**Exercise description**
Repeat the data word for word, from its first line through the line that contains "item-1-line-1: Парообразование с", both lines included.

**The input**
================
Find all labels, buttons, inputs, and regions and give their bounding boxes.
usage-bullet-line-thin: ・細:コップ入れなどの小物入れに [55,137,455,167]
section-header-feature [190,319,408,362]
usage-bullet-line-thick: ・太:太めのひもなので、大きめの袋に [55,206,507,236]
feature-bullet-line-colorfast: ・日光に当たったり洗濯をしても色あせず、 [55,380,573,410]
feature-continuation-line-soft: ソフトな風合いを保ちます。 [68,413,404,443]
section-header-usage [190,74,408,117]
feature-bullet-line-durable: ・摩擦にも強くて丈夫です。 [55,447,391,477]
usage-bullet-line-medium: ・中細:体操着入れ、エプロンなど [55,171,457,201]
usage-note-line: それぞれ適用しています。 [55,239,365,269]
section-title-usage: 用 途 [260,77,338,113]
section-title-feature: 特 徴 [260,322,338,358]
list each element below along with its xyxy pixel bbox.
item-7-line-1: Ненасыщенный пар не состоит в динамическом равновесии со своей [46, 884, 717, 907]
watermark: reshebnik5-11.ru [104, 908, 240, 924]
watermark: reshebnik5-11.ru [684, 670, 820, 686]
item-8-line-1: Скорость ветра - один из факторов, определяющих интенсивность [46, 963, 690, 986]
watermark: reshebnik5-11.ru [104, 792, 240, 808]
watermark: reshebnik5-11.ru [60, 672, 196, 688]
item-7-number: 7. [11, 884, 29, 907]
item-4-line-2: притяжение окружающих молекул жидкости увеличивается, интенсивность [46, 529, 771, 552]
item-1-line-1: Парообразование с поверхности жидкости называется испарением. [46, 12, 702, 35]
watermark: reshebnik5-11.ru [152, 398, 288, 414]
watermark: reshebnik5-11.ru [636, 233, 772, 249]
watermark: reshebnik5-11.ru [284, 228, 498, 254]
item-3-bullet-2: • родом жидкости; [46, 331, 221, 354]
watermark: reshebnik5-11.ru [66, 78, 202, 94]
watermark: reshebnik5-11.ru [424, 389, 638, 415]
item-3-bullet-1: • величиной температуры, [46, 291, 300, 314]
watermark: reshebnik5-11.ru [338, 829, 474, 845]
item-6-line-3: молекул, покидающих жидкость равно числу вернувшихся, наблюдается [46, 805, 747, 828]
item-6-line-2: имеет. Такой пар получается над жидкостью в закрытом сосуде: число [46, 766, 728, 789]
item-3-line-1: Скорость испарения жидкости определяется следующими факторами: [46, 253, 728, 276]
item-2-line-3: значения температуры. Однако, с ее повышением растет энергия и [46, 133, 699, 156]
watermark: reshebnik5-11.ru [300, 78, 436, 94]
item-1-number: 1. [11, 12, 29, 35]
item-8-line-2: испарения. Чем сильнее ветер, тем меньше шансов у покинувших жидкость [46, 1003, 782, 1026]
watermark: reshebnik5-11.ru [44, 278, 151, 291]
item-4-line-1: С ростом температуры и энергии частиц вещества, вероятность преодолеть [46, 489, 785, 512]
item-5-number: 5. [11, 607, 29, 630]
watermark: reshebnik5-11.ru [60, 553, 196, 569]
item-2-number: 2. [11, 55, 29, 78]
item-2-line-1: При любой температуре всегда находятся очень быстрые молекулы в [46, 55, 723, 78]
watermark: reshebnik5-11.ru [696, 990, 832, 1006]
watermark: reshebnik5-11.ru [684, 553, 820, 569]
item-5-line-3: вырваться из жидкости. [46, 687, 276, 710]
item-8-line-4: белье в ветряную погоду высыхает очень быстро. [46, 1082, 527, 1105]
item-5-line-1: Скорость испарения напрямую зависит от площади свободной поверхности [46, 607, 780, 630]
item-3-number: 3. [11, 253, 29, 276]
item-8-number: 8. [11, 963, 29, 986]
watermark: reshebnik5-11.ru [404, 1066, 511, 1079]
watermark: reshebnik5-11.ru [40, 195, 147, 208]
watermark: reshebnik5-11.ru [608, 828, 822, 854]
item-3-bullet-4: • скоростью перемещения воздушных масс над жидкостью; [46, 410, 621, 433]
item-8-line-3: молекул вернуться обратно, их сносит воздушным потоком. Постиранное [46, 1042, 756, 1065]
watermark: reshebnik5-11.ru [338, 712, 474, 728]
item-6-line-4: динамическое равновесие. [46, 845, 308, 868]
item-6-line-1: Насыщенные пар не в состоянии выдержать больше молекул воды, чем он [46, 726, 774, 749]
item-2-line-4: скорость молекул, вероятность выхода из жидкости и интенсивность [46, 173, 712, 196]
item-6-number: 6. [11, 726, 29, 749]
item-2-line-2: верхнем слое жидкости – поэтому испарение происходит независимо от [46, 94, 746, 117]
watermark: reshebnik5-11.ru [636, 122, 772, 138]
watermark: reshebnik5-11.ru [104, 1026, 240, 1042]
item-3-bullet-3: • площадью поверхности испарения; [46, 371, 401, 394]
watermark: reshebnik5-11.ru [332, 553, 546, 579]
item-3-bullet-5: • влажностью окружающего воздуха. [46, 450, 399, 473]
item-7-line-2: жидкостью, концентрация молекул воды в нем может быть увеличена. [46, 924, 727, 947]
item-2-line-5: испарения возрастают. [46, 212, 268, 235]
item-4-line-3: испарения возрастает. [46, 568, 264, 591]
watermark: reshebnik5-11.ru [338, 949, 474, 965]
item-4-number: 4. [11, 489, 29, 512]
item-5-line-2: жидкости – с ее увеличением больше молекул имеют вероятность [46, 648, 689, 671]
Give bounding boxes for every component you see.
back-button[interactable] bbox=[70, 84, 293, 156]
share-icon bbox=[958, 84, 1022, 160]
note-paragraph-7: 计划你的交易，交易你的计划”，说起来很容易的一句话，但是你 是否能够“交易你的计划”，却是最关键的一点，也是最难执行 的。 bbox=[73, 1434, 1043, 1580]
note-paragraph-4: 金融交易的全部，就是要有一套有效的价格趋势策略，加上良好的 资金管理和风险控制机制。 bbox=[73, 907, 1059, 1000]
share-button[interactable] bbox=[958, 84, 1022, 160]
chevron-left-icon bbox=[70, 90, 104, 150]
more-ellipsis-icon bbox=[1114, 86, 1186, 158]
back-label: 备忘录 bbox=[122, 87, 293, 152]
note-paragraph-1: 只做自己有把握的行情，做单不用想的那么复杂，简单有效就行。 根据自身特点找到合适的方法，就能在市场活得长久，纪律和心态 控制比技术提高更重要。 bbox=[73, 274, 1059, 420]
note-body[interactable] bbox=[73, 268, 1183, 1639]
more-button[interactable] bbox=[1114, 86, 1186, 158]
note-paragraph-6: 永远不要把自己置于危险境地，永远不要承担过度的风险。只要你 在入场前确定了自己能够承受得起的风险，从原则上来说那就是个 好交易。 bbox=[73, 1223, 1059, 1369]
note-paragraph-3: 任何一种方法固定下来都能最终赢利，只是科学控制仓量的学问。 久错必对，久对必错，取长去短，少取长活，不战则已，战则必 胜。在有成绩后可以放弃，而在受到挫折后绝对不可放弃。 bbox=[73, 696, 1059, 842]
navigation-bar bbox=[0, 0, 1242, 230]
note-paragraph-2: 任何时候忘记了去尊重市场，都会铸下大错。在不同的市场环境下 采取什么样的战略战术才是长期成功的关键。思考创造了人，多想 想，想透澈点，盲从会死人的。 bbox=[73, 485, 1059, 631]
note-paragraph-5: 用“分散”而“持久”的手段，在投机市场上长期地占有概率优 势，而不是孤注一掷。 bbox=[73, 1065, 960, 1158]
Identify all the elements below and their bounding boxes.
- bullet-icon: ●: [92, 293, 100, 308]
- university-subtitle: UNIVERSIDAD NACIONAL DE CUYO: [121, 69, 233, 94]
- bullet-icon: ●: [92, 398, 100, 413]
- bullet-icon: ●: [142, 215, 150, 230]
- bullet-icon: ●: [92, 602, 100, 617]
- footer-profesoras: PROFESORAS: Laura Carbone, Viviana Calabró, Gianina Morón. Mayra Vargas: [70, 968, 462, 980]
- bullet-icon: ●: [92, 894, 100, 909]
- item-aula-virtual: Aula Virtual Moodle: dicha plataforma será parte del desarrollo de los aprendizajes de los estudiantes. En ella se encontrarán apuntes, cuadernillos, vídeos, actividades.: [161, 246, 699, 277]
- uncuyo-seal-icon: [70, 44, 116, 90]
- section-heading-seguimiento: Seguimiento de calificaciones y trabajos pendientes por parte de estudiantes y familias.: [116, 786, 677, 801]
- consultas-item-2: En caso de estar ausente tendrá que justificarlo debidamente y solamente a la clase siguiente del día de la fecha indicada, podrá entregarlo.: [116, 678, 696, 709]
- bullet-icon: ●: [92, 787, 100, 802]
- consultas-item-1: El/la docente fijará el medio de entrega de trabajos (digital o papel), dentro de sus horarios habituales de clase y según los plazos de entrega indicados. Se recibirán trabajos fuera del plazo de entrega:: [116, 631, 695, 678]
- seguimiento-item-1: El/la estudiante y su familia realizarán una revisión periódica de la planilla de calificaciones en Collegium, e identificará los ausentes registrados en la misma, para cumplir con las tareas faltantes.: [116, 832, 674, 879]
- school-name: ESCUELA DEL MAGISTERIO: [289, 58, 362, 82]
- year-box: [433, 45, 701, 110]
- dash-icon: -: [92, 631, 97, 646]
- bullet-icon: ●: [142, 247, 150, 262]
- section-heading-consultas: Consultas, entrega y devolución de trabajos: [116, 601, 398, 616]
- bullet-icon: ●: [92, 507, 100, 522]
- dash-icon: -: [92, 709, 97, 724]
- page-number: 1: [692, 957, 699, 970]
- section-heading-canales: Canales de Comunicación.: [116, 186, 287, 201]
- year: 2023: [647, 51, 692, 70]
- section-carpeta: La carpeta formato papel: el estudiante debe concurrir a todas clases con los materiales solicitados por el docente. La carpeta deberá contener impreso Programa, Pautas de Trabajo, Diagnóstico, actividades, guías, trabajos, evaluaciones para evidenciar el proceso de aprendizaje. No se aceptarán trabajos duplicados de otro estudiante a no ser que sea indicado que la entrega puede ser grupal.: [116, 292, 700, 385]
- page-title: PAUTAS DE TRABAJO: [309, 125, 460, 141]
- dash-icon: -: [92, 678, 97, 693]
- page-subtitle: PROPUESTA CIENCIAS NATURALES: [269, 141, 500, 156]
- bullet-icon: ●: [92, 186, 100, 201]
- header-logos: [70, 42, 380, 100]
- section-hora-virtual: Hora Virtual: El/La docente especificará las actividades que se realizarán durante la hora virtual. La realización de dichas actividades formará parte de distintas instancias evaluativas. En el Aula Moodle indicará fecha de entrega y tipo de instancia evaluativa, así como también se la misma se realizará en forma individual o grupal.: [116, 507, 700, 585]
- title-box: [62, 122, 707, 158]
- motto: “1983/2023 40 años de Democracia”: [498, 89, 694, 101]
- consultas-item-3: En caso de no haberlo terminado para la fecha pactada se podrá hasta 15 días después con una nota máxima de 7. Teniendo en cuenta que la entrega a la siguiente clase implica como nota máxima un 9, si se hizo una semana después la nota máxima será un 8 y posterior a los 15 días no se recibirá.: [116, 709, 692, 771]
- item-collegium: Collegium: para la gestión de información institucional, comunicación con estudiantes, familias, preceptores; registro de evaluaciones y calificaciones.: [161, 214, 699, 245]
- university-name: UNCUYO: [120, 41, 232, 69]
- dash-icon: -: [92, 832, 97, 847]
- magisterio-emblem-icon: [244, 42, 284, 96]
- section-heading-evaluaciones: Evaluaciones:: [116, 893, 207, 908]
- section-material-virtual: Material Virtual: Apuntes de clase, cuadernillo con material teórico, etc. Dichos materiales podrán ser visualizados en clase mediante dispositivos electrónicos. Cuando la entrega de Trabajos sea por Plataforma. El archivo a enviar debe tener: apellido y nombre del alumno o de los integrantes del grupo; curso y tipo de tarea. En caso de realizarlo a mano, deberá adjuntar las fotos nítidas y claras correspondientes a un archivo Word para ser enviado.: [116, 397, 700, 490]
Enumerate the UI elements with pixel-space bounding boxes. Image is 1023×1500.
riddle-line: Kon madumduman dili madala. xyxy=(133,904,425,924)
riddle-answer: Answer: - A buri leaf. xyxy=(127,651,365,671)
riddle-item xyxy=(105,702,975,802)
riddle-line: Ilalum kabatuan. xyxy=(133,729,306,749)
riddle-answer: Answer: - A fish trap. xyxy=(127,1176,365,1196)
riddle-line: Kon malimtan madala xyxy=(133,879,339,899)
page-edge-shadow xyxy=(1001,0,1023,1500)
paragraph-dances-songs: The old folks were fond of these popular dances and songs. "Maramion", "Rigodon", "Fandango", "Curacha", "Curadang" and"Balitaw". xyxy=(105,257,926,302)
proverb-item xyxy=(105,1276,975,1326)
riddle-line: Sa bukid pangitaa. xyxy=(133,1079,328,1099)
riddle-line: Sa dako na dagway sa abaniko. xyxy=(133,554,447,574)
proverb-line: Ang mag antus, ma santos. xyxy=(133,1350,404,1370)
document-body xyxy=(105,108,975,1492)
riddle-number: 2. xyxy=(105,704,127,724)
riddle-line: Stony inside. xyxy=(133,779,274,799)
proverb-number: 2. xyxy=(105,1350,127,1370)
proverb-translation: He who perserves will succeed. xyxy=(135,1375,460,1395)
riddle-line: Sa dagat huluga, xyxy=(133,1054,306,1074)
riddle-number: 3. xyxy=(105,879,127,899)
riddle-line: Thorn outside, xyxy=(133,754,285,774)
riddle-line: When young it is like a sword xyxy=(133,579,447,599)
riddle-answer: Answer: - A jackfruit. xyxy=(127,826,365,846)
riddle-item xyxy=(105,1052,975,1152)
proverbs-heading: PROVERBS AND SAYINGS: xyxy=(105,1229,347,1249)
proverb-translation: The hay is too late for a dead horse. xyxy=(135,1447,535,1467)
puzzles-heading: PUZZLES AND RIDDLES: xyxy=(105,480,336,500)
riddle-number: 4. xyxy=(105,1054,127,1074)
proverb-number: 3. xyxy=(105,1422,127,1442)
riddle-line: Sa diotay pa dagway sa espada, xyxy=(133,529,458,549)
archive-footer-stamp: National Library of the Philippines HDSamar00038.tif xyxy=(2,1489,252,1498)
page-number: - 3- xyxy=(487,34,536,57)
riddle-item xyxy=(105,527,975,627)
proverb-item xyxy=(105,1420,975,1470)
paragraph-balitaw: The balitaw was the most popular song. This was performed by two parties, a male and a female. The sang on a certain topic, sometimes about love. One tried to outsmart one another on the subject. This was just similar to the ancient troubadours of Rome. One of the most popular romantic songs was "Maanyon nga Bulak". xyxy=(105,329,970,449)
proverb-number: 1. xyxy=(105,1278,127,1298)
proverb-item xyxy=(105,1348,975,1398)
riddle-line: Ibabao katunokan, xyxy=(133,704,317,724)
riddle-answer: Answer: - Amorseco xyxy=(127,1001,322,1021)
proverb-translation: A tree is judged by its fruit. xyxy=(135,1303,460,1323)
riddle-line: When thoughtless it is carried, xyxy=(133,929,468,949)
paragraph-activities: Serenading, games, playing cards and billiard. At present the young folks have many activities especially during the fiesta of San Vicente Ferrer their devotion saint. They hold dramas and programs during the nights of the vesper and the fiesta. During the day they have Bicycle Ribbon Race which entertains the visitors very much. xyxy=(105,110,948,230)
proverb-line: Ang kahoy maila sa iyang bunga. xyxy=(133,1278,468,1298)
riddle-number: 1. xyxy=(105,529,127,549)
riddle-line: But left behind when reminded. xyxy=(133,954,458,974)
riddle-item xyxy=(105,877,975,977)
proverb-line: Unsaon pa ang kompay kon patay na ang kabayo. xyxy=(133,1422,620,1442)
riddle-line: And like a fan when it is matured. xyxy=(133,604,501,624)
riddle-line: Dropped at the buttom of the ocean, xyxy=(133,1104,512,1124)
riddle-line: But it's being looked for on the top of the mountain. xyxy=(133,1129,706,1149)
================
**Task output**
Find all labels, buttons, inputs, and regions and give their bounding boxes.
usage-bullet-line-thin: ・細:コップ入れなどの小物入れに [55,137,455,167]
section-header-feature [190,319,408,362]
usage-bullet-line-thick: ・太:太めのひもなので、大きめの袋に [55,206,507,236]
feature-bullet-line-colorfast: ・日光に当たったり洗濯をしても色あせず、 [55,380,573,410]
feature-continuation-line-soft: ソフトな風合いを保ちます。 [68,413,404,443]
section-header-usage [190,74,408,117]
feature-bullet-line-durable: ・摩擦にも強くて丈夫です。 [55,447,391,477]
usage-bullet-line-medium: ・中細:体操着入れ、エプロンなど [55,171,457,201]
usage-note-line: それぞれ適用しています。 [55,239,365,269]
section-title-usage: 用 途 [260,77,338,113]
section-title-feature: 特 徴 [260,322,338,358]
list each element below along with its xyxy pixel bbox.
item-7-line-1: Ненасыщенный пар не состоит в динамическом равновесии со своей [46, 884, 717, 907]
watermark: reshebnik5-11.ru [104, 908, 240, 924]
watermark: reshebnik5-11.ru [684, 670, 820, 686]
item-8-line-1: Скорость ветра - один из факторов, определяющих интенсивность [46, 963, 690, 986]
watermark: reshebnik5-11.ru [104, 792, 240, 808]
watermark: reshebnik5-11.ru [60, 672, 196, 688]
item-7-number: 7. [11, 884, 29, 907]
item-4-line-2: притяжение окружающих молекул жидкости увеличивается, интенсивность [46, 529, 771, 552]
item-1-line-1: Парообразование с поверхности жидкости называется испарением. [46, 12, 702, 35]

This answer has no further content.